Stored records
···
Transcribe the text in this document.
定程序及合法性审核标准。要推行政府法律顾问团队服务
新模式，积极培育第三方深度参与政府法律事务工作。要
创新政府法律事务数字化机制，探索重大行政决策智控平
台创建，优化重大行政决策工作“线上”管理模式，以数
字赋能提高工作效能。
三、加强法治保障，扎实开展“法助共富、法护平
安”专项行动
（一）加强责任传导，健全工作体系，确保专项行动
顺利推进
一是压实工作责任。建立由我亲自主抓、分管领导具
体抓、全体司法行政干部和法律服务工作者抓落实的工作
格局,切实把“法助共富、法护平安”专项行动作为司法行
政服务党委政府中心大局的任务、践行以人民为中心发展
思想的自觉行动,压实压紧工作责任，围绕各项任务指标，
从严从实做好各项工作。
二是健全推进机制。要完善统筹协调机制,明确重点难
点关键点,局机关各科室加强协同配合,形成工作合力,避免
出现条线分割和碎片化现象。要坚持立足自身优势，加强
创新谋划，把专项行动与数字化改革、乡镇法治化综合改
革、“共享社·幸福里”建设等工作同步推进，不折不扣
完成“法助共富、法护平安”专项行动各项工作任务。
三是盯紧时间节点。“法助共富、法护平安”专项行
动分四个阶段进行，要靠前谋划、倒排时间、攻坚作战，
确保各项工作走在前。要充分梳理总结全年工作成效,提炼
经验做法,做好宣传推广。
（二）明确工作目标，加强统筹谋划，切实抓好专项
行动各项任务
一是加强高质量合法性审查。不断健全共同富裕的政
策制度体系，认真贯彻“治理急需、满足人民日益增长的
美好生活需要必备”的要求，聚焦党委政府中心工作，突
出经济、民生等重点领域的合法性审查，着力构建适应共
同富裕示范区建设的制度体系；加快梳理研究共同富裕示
···
What this task involves. Please quote every record above exactly as it appears.

Complete answer.
Transcribe the text in this document.
定程序及合法性审核标准。要推行政府法律顾问团队服务
新模式，积极培育第三方深度参与政府法律事务工作。要
创新政府法律事务数字化机制，探索重大行政决策智控平
台创建，优化重大行政决策工作“线上”管理模式，以数
字赋能提高工作效能。
三、加强法治保障，扎实开展“法助共富、法护平
安”专项行动
（一）加强责任传导，健全工作体系，确保专项行动
顺利推进
一是压实工作责任。建立由我亲自主抓、分管领导具
体抓、全体司法行政干部和法律服务工作者抓落实的工作
格局,切实把“法助共富、法护平安”专项行动作为司法行
政服务党委政府中心大局的任务、践行以人民为中心发展
思想的自觉行动,压实压紧工作责任，围绕各项任务指标，
从严从实做好各项工作。
二是健全推进机制。要完善统筹协调机制,明确重点难
点关键点,局机关各科室加强协同配合,形成工作合力,避免
出现条线分割和碎片化现象。要坚持立足自身优势，加强
创新谋划，把专项行动与数字化改革、乡镇法治化综合改
革、“共享社·幸福里”建设等工作同步推进，不折不扣
完成“法助共富、法护平安”专项行动各项工作任务。
三是盯紧时间节点。“法助共富、法护平安”专项行
动分四个阶段进行，要靠前谋划、倒排时间、攻坚作战，
确保各项工作走在前。要充分梳理总结全年工作成效,提炼
经验做法,做好宣传推广。
（二）明确工作目标，加强统筹谋划，切实抓好专项
行动各项任务
一是加强高质量合法性审查。不断健全共同富裕的政
策制度体系，认真贯彻“治理急需、满足人民日益增长的
美好生活需要必备”的要求，聚焦党委政府中心工作，突
出经济、民生等重点领域的合法性审查，着力构建适应共
同富裕示范区建设的制度体系；加快梳理研究共同富裕示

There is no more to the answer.